Trecho do texto:
......

País terá problemas para monitorar possível invasão causada pelo conflito colombiano, diz especialista britânico

Analista vê falhas do Brasil na fronteira

IGOR GIELOW
COORDENADOR DA AGÊNCIA FOLHA

O conflito colombiano vai se espalhar para os países vizinhos, obrigando algum tipo de acerto entre os governos e os Estados Unidos. Por sua política antiintervencionista, o Brasil pode assistir em breve a uma invasão de seu território amazônico -e não está 100% preparado para isso.
A opinião não é de nenhum chefe de Estado mais exaltado presente ao encontro dos presidentes sul-americanos, encerrado anteontem, ou de algum militar linha-dura. É do coronel reformado Terence Taylor, diretor-assistente do IISS (sigla inglesa para Instituto Internacional para Estudos Estratégicos).
Fundado em Londres em 1958, o IISS foi um dos primeiros e é o mais prestigioso núcleo de estudos internacionais e militares da Europa pós-Guerra.
Taylor descarta o ""cenário Vietnã" alardeado pelo presidente venezuelano, Hugo Chávez. Segundo ele, a política de ""vítimas-zero" (entre os seus) dos EUA vai impedir quaisquer ações militares na linha de frente. ""O Plano Colômbia é basicamente de treinamento. O uso de tropas é quase nulo. Além disso, a situação é muito mais complexa do que a de um Sudeste Asiático dividido entre EUA e União Soviética."
No raciocínio de Taylor, a pressão será grande sobre as Farc e outros grupos rebeldes. ""Com certeza haverá um movimento para fora das fronteiras. É inevitável que eles se espalhem."

......

Registros de anotação espacial:
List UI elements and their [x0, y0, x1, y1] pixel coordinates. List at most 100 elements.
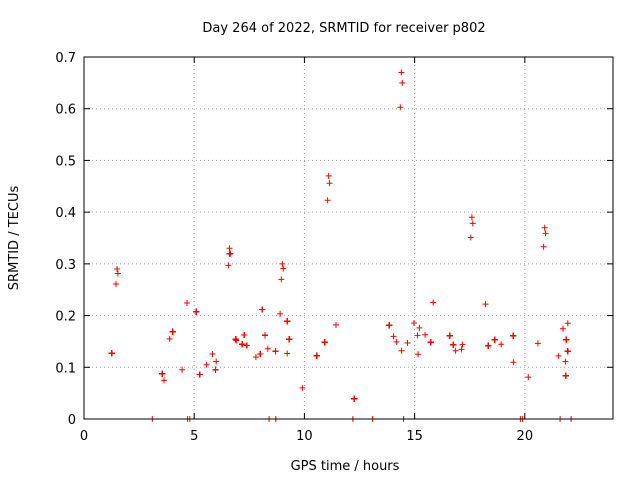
data-point — [159, 370, 166, 377]
data-point — [272, 348, 279, 355]
y-tick-label: 0.4 — [55, 206, 76, 221]
data-point — [259, 306, 266, 313]
data-point — [482, 301, 489, 308]
data-point — [491, 336, 498, 343]
data-point — [563, 336, 570, 343]
x-tick-label: 10 — [296, 429, 313, 444]
y-tick-label: 0.5 — [55, 154, 76, 169]
data-point — [459, 341, 466, 348]
data-point — [114, 270, 121, 277]
data-point — [525, 374, 532, 381]
data-point — [284, 318, 291, 325]
data-point — [279, 260, 286, 267]
data-point — [212, 366, 219, 373]
y-axis-label: SRMTID / TECUs — [7, 186, 22, 291]
data-point — [196, 371, 203, 378]
data-point — [108, 350, 115, 357]
data-point — [325, 172, 332, 179]
data-point — [209, 351, 216, 357]
y-tick-label: 0.6 — [55, 103, 76, 118]
data-point — [416, 324, 423, 331]
data-point — [324, 197, 331, 204]
data-point — [398, 347, 405, 354]
data-point — [398, 69, 405, 76]
x-axis-label: GPS time / hours — [291, 459, 400, 474]
data-point — [430, 299, 437, 306]
data-point — [277, 310, 284, 317]
data-point — [257, 351, 264, 357]
data-point — [542, 230, 549, 237]
data-point — [415, 351, 422, 358]
data-point — [193, 308, 200, 315]
data-point — [498, 341, 505, 348]
data-point — [446, 332, 453, 339]
data-point — [399, 79, 406, 86]
data-point — [213, 358, 220, 365]
data-point — [562, 372, 569, 379]
data-point — [452, 347, 459, 354]
data-point — [114, 266, 121, 272]
x-tick-label: 0 — [80, 429, 88, 444]
y-tick-label: 0 — [68, 413, 76, 428]
data-point — [113, 281, 119, 287]
data-point — [239, 341, 246, 348]
data-point — [390, 333, 397, 340]
data-point — [427, 339, 434, 346]
y-tick-label: 0.1 — [55, 361, 76, 376]
data-point — [333, 321, 339, 328]
plot-frame — [83, 56, 614, 420]
data-point — [169, 328, 176, 335]
data-point — [243, 342, 250, 349]
data-point — [458, 346, 465, 353]
data-point — [232, 336, 239, 343]
x-tick-label: 20 — [517, 429, 534, 444]
data-point — [468, 214, 475, 221]
data-point — [510, 359, 517, 366]
data-point — [262, 332, 268, 339]
data-point — [564, 348, 571, 355]
data-points — [108, 69, 575, 422]
data-point — [278, 276, 285, 283]
data-point — [510, 332, 517, 339]
data-point — [540, 243, 547, 250]
data-point — [179, 366, 186, 373]
data-point — [233, 337, 240, 344]
data-point — [397, 104, 404, 111]
chart-title: Day 264 of 2022, SRMTID for receiver p80… — [202, 21, 485, 36]
data-point — [264, 345, 271, 352]
x-tick-label: 5 — [190, 429, 198, 444]
data-point — [313, 352, 320, 359]
data-point — [404, 340, 411, 346]
data-point — [161, 377, 167, 384]
data-point — [469, 220, 476, 227]
y-tick-label: 0.3 — [55, 258, 76, 273]
data-point — [560, 325, 566, 332]
data-point — [286, 336, 293, 343]
data-point — [386, 322, 393, 329]
data-point — [467, 234, 474, 241]
data-point — [227, 250, 234, 257]
data-point — [284, 350, 291, 357]
axis-ticks: 0 0.1 0.2 0.3 0.4 0.5 0.6 0.7 0 5 10 15 20 — [55, 51, 613, 444]
data-point — [326, 180, 333, 187]
data-point — [351, 395, 358, 402]
data-point — [534, 340, 541, 347]
data-point — [203, 361, 210, 368]
data-point — [541, 224, 548, 231]
data-point — [321, 339, 328, 346]
data-point — [393, 338, 400, 345]
data-point — [225, 262, 232, 269]
x-tick-label: 15 — [406, 429, 423, 444]
data-point — [252, 354, 259, 361]
data-point — [280, 265, 287, 272]
data-point — [166, 335, 173, 342]
data-point — [564, 320, 571, 327]
data-point — [414, 332, 421, 339]
data-point — [450, 341, 457, 348]
data-point — [562, 358, 569, 365]
data-point — [184, 300, 190, 306]
data-point — [411, 320, 417, 326]
data-point — [555, 352, 562, 359]
data-point — [299, 384, 306, 391]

......

Tarefa A:
Responda, com base na reportagem sobre o conflito colombiano:
(i) Em que cidade e em que ano foi fundado o IISS?
(ii) Que cargo Terence Taylor ocupa no IISS?
(iii) Segundo Taylor, o Plano Colômbia é basicamente de quê?
Tarefa B: Reproduza literalmente o trecho da reportagem sobre o conflito colombiano que começa nas palavras "País terá problemas" e termina depois de "preparado para isso.".
Tarefa C: Escreva a continuação da reportagem sobre o conflito colombiano a partir da última frase apresentada.
As linhas não têm relação com a reportagem sobre o conflito colombiano.

Resposta esperada A:
(i) Em Londres, em 1958.
(ii) Diretor-assistente.
(iii) De treinamento.

Resposta esperada B:
País terá problemas para monitorar possível invasão causada pelo conflito colombiano, diz especialista britânico

Analista vê falhas do Brasil na fronteira

IGOR GIELOW
COORDENADOR DA AGÊNCIA FOLHA

O conflito colombiano vai se espalhar para os países vizinhos, obrigando algum tipo de acerto entre os governos e os Estados Unidos. Por sua política antiintervencionista, o Brasil pode assistir em breve a uma invasão de seu território amazônico -e não está 100% preparado para isso.

Resposta esperada C:
Com isso, segue ele, governos vizinhos terão de lidar com a infiltração. E isso significará, provavelmente, novos acordos com os Estados Unidos. ""O próprio Clinton, na Colômbia, já acenou com essa ajuda aos vizinhos", disse.
E o Brasil? ""Por sua posição de força no continente, creio que será difícil aceitar inicialmente um acordo com os EUA. Houve relutância até na Colômbia", afirmou Taylor, ressaltando não estar emitindo um juízo de valor. Mas, diz ele, o Brasil não parece estar preparado para o desafio.
O problema, diz Taylor, não são as tropas. O Brasil tem hoje 22 mil homens na região amazônica. ""É impossível patrulhar o solo numa floresta. Tudo passa pela capacidade de monitoramento por radar e por observação aérea. E nisso o Brasil está atrasado", diz Taylor, municiando involuntariamente os defensores do projeto Sivam (Sistema de Vigilância da Amazônia).
O fato de a Embraer estar preparando versões de observação eletrônica do jato regional ERJ-145 para a FAB vigiar a Amazônia pode amenizar o problema, mas talvez não em tempo hábil.
Para Taylor, mais cedo ou mais tarde será necessária alguma colaboração entre os EUA e o Brasil. "Só não é possível dizer quando e como será isso."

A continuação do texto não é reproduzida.